From the entries below, copy every line that holds the word "ochrony".

** start INFORMATION GIVEN **

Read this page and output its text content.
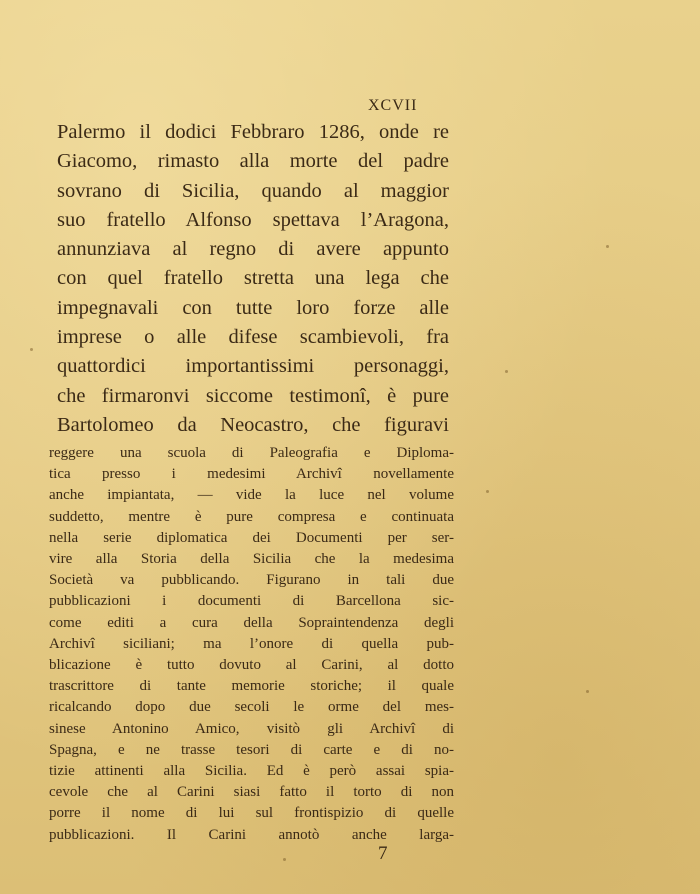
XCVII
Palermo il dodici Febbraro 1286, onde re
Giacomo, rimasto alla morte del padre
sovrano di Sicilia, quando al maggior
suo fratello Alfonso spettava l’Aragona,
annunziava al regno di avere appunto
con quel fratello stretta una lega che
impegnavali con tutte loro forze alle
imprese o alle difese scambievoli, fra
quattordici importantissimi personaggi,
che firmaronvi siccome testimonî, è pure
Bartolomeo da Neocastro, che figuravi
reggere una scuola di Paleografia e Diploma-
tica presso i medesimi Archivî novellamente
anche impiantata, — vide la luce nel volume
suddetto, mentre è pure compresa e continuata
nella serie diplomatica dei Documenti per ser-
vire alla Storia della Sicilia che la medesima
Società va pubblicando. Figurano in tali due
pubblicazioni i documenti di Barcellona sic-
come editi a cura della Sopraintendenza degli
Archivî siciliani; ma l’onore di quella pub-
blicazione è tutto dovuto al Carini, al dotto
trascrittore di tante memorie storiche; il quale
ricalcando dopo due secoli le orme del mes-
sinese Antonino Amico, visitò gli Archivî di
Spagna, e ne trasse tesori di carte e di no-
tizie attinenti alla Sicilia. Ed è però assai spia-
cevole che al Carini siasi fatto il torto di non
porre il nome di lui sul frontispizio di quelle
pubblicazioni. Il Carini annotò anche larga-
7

** end INFORMATION GIVEN **
** start INFORMATION GIVEN **

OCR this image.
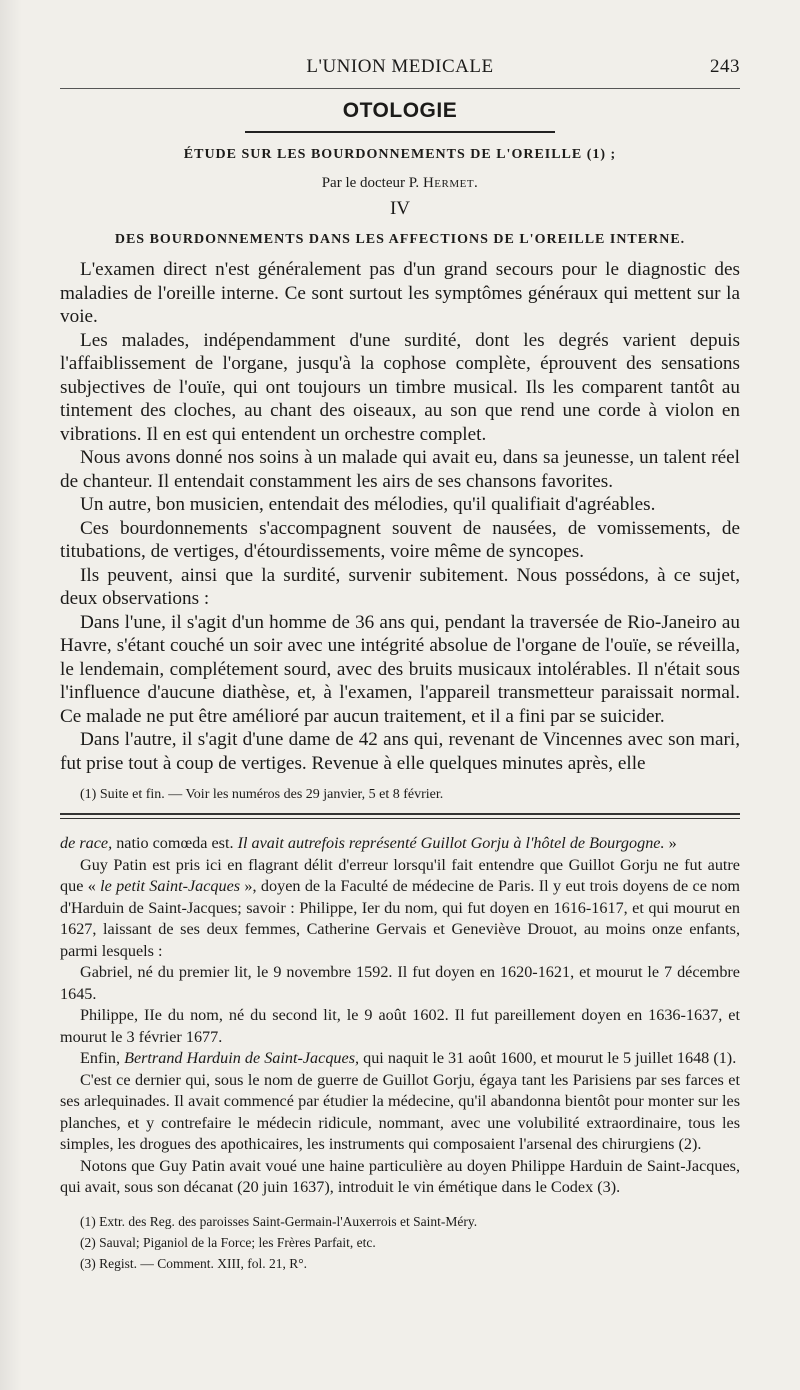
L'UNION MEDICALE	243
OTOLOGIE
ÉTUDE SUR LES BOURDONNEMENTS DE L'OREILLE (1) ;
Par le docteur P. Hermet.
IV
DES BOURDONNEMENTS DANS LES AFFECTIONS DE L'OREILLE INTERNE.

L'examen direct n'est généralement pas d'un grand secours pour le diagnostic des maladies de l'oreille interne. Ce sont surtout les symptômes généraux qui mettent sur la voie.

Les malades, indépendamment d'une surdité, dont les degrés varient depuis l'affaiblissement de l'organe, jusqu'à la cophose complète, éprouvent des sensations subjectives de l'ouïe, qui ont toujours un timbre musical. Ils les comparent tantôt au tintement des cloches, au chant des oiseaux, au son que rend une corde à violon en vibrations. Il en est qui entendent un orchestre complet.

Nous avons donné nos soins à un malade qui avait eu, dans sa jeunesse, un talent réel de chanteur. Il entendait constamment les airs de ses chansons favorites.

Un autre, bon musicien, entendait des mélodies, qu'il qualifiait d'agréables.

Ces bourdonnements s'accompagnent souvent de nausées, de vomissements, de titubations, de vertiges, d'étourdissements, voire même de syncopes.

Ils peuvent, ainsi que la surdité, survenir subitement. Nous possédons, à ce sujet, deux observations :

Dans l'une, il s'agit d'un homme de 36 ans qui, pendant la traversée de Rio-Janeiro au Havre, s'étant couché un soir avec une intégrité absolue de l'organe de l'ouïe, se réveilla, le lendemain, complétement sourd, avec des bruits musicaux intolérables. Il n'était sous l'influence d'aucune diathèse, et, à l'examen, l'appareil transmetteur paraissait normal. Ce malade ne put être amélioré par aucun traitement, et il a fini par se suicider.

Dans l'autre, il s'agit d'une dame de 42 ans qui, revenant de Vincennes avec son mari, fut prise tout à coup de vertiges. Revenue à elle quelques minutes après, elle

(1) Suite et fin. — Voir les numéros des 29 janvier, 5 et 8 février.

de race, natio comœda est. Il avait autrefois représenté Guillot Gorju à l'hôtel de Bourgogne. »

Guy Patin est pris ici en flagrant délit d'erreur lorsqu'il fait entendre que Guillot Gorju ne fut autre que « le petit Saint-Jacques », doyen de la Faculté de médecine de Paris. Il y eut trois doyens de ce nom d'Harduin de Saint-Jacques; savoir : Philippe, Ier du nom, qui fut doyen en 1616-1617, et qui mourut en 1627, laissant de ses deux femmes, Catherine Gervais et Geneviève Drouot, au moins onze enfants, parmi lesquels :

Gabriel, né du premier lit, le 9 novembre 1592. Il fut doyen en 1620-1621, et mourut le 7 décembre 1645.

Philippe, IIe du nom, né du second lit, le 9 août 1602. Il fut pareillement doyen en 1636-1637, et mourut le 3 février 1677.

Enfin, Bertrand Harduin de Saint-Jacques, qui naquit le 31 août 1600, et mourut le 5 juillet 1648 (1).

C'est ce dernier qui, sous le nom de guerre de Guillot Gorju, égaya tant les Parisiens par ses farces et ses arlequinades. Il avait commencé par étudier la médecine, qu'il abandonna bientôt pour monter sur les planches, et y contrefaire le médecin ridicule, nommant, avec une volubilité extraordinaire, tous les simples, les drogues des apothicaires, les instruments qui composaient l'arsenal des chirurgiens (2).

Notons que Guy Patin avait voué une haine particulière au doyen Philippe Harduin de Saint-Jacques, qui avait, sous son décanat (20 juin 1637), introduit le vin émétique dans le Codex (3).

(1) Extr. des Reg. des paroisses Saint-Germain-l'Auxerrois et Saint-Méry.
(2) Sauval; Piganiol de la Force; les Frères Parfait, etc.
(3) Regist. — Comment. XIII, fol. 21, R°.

** end INFORMATION GIVEN **
** start INFORMATION GIVEN **

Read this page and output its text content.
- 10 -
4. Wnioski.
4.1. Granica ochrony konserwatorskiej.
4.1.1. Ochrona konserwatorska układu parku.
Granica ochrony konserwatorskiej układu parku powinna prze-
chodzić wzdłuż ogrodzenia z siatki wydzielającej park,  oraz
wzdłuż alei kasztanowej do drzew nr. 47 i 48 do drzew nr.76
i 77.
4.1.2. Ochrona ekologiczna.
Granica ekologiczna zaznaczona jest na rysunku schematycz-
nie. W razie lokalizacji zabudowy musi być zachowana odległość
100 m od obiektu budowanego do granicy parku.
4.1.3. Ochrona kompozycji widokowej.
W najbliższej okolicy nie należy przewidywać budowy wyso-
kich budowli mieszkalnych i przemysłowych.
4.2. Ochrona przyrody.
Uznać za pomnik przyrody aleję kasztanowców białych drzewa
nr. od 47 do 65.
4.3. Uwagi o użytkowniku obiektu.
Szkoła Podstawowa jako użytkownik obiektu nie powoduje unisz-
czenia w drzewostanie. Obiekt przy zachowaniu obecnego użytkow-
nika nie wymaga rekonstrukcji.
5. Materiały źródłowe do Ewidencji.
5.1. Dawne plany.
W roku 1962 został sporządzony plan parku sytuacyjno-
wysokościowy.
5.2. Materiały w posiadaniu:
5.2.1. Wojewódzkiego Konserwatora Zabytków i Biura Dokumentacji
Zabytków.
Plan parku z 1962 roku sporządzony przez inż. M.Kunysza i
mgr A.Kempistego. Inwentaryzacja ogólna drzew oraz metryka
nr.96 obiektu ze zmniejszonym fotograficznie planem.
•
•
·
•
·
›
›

** end INFORMATION GIVEN **

# RESPONSE TO THE TASK
4.1. Granica ochrony konserwatorskiej.
Granica ochrony konserwatorskiej układu parku powinna prze-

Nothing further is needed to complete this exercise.